↓

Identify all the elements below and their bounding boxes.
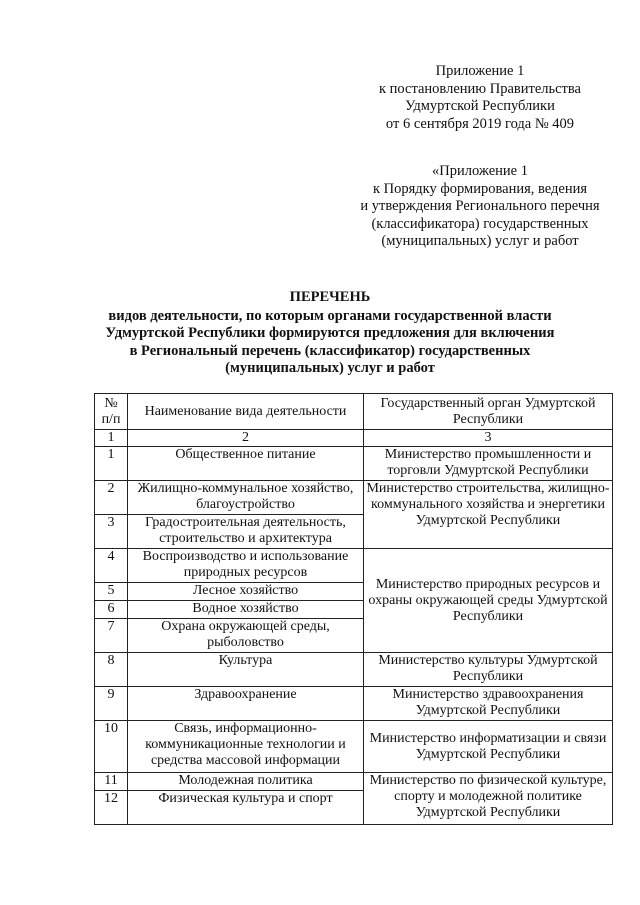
header-num-a: №: [104, 395, 118, 411]
table-row: [95, 653, 613, 687]
activities-table: [94, 393, 613, 825]
row-activity: Воспроизводство и использование природных ресурсов: [128, 549, 364, 583]
row-activity: Водное хозяйство: [128, 601, 364, 619]
row-activity: Градостроительная деятельность, строительство и архитектура: [128, 515, 364, 549]
title-heading: ПЕРЕЧЕНЬ: [289, 289, 371, 305]
row-num: 12: [95, 791, 128, 825]
row-num: 9: [95, 687, 128, 721]
row-authority: Министерство здравоохранения Удмуртской Республики: [364, 687, 613, 721]
row-num: 11: [95, 773, 128, 791]
annex-line: к Порядку формирования, ведения: [372, 180, 588, 197]
appendix-line: Удмуртской Республики: [405, 98, 555, 114]
table-row: [95, 447, 613, 481]
annex-line: (муниципальных) услуг и работ: [381, 233, 579, 249]
annex-header: [330, 163, 630, 251]
row-num: 3: [95, 515, 128, 549]
row-authority: Министерство промышленности и торговли Удмуртской Республики: [364, 447, 613, 481]
col-number: 3: [364, 430, 613, 447]
row-authority: Министерство по физической культуре, спорту и молодежной политике Удмуртской Республики: [364, 773, 613, 825]
appendix-line: Приложение 1: [435, 63, 525, 79]
row-num: 2: [95, 481, 128, 515]
row-authority: Министерство информатизации и связи Удмуртской Республики: [364, 721, 613, 773]
col-number: 1: [95, 430, 128, 447]
appendix-header: [330, 63, 630, 133]
annex-line: «Приложение 1: [432, 163, 528, 179]
header-num-b: п/п: [101, 411, 121, 427]
row-activity: Культура: [128, 653, 364, 687]
document-title: [40, 289, 620, 378]
row-authority: Министерство строительства, жилищно-коммунального хозяйства и энергетики Удмуртской Республики: [364, 481, 613, 549]
header-authority: Государственный орган Удмуртской Республики: [364, 394, 613, 430]
row-activity: Общественное питание: [128, 447, 364, 481]
table-row: [95, 687, 613, 721]
annex-line: и утверждения Регионального перечня: [360, 198, 600, 214]
row-authority: Министерство природных ресурсов и охраны окружающей среды Удмуртской Республики: [364, 549, 613, 653]
row-num: 8: [95, 653, 128, 687]
row-activity: Физическая культура и спорт: [128, 791, 364, 825]
col-number: 2: [128, 430, 364, 447]
row-activity: Жилищно-коммунальное хозяйство, благоустройство: [128, 481, 364, 515]
table-row: [95, 721, 613, 773]
row-activity: Связь, информационно-коммуникационные технологии и средства массовой информации: [128, 721, 364, 773]
row-activity: Здравоохранение: [128, 687, 364, 721]
header-row: [95, 394, 613, 430]
row-activity: Охрана окружающей среды, рыболовство: [128, 619, 364, 653]
row-num: 10: [95, 721, 128, 773]
header-num: [95, 394, 128, 430]
table-row: [95, 481, 613, 515]
row-num: 4: [95, 549, 128, 583]
row-activity: Лесное хозяйство: [128, 583, 364, 601]
row-authority: Министерство культуры Удмуртской Республики: [364, 653, 613, 687]
title-line: в Региональный перечень (классификатор) государственных: [129, 342, 531, 359]
row-num: 1: [95, 447, 128, 481]
appendix-line: от 6 сентября 2019 года № 409: [385, 115, 575, 132]
annex-line: (классификатора) государственных: [371, 215, 589, 232]
column-number-row: [95, 430, 613, 447]
table-row: [95, 773, 613, 791]
title-line: (муниципальных) услуг и работ: [225, 360, 435, 376]
row-activity: Молодежная политика: [128, 773, 364, 791]
title-line: видов деятельности, по которым органами государственной власти: [108, 307, 552, 324]
row-num: 6: [95, 601, 128, 619]
header-activity: Наименование вида деятельности: [128, 394, 364, 430]
appendix-line: к постановлению Правительства: [379, 80, 581, 97]
row-num: 7: [95, 619, 128, 653]
row-num: 5: [95, 583, 128, 601]
table-row: [95, 549, 613, 583]
title-line: Удмуртской Республики формируются предложения для включения: [105, 325, 555, 341]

↑

GIVEN REQUEST —
Update the listing above so that every "Министерство" becomes "Ведомство" and nothing else changes. Leave the pictures out of your answer.

EXERCISE ANSWER —
Identify all the elements below and their bounding boxes.
header-num-a: №: [104, 395, 118, 411]
table-row: [95, 653, 613, 687]
activities-table: [94, 393, 613, 825]
row-activity: Воспроизводство и использование природных ресурсов: [128, 549, 364, 583]
row-activity: Водное хозяйство: [128, 601, 364, 619]
row-activity: Градостроительная деятельность, строительство и архитектура: [128, 515, 364, 549]
title-heading: ПЕРЕЧЕНЬ: [289, 289, 371, 305]
row-num: 12: [95, 791, 128, 825]
row-num: 9: [95, 687, 128, 721]
row-authority: Ведомство здравоохранения Удмуртской Республики: [364, 687, 613, 721]
row-num: 11: [95, 773, 128, 791]
annex-line: к Порядку формирования, ведения: [372, 180, 588, 197]
appendix-line: Удмуртской Республики: [405, 98, 555, 114]
table-row: [95, 447, 613, 481]
annex-line: (муниципальных) услуг и работ: [381, 233, 579, 249]
annex-header: [330, 163, 630, 251]
row-num: 3: [95, 515, 128, 549]
row-authority: Ведомство промышленности и торговли Удмуртской Республики: [364, 447, 613, 481]
col-number: 3: [364, 430, 613, 447]
row-authority: Ведомство по физической культуре, спорту и молодежной политике Удмуртской Республики: [364, 773, 613, 825]
appendix-line: Приложение 1: [435, 63, 525, 79]
row-num: 2: [95, 481, 128, 515]
row-authority: Ведомство информатизации и связи Удмуртской Республики: [364, 721, 613, 773]
col-number: 1: [95, 430, 128, 447]
appendix-header: [330, 63, 630, 133]
annex-line: «Приложение 1: [432, 163, 528, 179]
header-num-b: п/п: [101, 411, 121, 427]
row-activity: Культура: [128, 653, 364, 687]
document-title: [40, 289, 620, 378]
row-authority: Ведомство строительства, жилищно-коммунального хозяйства и энергетики Удмуртской Республики: [364, 481, 613, 549]
header-authority: Государственный орган Удмуртской Республики: [364, 394, 613, 430]
row-activity: Общественное питание: [128, 447, 364, 481]
table-row: [95, 687, 613, 721]
annex-line: и утверждения Регионального перечня: [360, 198, 600, 214]
row-authority: Ведомство природных ресурсов и охраны окружающей среды Удмуртской Республики: [364, 549, 613, 653]
row-num: 8: [95, 653, 128, 687]
row-activity: Физическая культура и спорт: [128, 791, 364, 825]
col-number: 2: [128, 430, 364, 447]
row-activity: Жилищно-коммунальное хозяйство, благоустройство: [128, 481, 364, 515]
table-row: [95, 721, 613, 773]
row-activity: Связь, информационно-коммуникационные технологии и средства массовой информации: [128, 721, 364, 773]
row-activity: Здравоохранение: [128, 687, 364, 721]
header-row: [95, 394, 613, 430]
row-activity: Охрана окружающей среды, рыболовство: [128, 619, 364, 653]
row-num: 10: [95, 721, 128, 773]
header-num: [95, 394, 128, 430]
table-row: [95, 481, 613, 515]
row-num: 4: [95, 549, 128, 583]
row-activity: Лесное хозяйство: [128, 583, 364, 601]
row-authority: Ведомство культуры Удмуртской Республики: [364, 653, 613, 687]
title-line: в Региональный перечень (классификатор) государственных: [129, 342, 531, 359]
row-num: 1: [95, 447, 128, 481]
appendix-line: от 6 сентября 2019 года № 409: [385, 115, 575, 132]
annex-line: (классификатора) государственных: [371, 215, 589, 232]
column-number-row: [95, 430, 613, 447]
table-row: [95, 773, 613, 791]
title-line: (муниципальных) услуг и работ: [225, 360, 435, 376]
row-activity: Молодежная политика: [128, 773, 364, 791]
title-line: видов деятельности, по которым органами государственной власти: [108, 307, 552, 324]
row-num: 6: [95, 601, 128, 619]
header-activity: Наименование вида деятельности: [128, 394, 364, 430]
appendix-line: к постановлению Правительства: [379, 80, 581, 97]
row-num: 7: [95, 619, 128, 653]
row-num: 5: [95, 583, 128, 601]
table-row: [95, 549, 613, 583]
title-line: Удмуртской Республики формируются предложения для включения: [105, 325, 555, 341]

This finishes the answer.